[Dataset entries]
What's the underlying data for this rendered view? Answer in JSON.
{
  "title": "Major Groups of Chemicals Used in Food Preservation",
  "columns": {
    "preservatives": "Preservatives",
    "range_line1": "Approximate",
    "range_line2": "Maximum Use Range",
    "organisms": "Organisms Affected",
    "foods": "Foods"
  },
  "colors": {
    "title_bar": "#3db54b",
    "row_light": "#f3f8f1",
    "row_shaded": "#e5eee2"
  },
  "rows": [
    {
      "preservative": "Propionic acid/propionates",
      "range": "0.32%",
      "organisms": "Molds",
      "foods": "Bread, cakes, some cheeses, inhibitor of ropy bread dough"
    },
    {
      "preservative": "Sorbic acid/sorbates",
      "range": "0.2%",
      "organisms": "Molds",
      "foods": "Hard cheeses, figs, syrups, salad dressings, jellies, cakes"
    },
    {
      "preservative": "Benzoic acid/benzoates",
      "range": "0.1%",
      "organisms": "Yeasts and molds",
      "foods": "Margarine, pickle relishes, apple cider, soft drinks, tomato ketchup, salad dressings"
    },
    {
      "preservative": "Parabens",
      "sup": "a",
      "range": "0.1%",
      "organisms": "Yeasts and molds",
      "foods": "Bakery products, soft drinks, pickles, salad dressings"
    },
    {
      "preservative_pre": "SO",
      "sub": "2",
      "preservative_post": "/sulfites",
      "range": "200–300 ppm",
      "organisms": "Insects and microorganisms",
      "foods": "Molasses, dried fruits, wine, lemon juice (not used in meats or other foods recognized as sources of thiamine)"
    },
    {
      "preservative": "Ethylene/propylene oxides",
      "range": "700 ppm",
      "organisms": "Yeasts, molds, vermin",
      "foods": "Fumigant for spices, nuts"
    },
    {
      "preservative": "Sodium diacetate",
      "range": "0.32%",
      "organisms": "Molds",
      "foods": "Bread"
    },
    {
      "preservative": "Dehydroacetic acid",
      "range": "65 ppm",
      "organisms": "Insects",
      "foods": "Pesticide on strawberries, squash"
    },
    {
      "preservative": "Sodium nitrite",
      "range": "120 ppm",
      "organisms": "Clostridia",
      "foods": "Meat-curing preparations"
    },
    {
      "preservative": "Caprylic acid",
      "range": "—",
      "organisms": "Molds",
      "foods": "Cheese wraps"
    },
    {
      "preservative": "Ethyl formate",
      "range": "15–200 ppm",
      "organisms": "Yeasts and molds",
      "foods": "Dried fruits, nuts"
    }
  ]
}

> _DO THIS_:
Each line above must be reproduced exactly as it stands.

> _TASK RESULT_:
What's the underlying data for this rendered view? Answer in JSON.
{
  "title": "Major Groups of Chemicals Used in Food Preservation",
  "columns": {
    "preservatives": "Preservatives",
    "range_line1": "Approximate",
    "range_line2": "Maximum Use Range",
    "organisms": "Organisms Affected",
    "foods": "Foods"
  },
  "colors": {
    "title_bar": "#3db54b",
    "row_light": "#f3f8f1",
    "row_shaded": "#e5eee2"
  },
  "rows": [
    {
      "preservative": "Propionic acid/propionates",
      "range": "0.32%",
      "organisms": "Molds",
      "foods": "Bread, cakes, some cheeses, inhibitor of ropy bread dough"
    },
    {
      "preservative": "Sorbic acid/sorbates",
      "range": "0.2%",
      "organisms": "Molds",
      "foods": "Hard cheeses, figs, syrups, salad dressings, jellies, cakes"
    },
    {
      "preservative": "Benzoic acid/benzoates",
      "range": "0.1%",
      "organisms": "Yeasts and molds",
      "foods": "Margarine, pickle relishes, apple cider, soft drinks, tomato ketchup, salad dressings"
    },
    {
      "preservative": "Parabens",
      "sup": "a",
      "range": "0.1%",
      "organisms": "Yeasts and molds",
      "foods": "Bakery products, soft drinks, pickles, salad dressings"
    },
    {
      "preservative_pre": "SO",
      "sub": "2",
      "preservative_post": "/sulfites",
      "range": "200–300 ppm",
      "organisms": "Insects and microorganisms",
      "foods": "Molasses, dried fruits, wine, lemon juice (not used in meats or other foods recognized as sources of thiamine)"
    },
    {
      "preservative": "Ethylene/propylene oxides",
      "range": "700 ppm",
      "organisms": "Yeasts, molds, vermin",
      "foods": "Fumigant for spices, nuts"
    },
    {
      "preservative": "Sodium diacetate",
      "range": "0.32%",
      "organisms": "Molds",
      "foods": "Bread"
    },
    {
      "preservative": "Dehydroacetic acid",
      "range": "65 ppm",
      "organisms": "Insects",
      "foods": "Pesticide on strawberries, squash"
    },
    {
      "preservative": "Sodium nitrite",
      "range": "120 ppm",
      "organisms": "Clostridia",
      "foods": "Meat-curing preparations"
    },
    {
      "preservative": "Caprylic acid",
      "range": "—",
      "organisms": "Molds",
      "foods": "Cheese wraps"
    },
    {
      "preservative": "Ethyl formate",
      "range": "15–200 ppm",
      "organisms": "Yeasts and molds",
      "foods": "Dried fruits, nuts"
    }
  ]
}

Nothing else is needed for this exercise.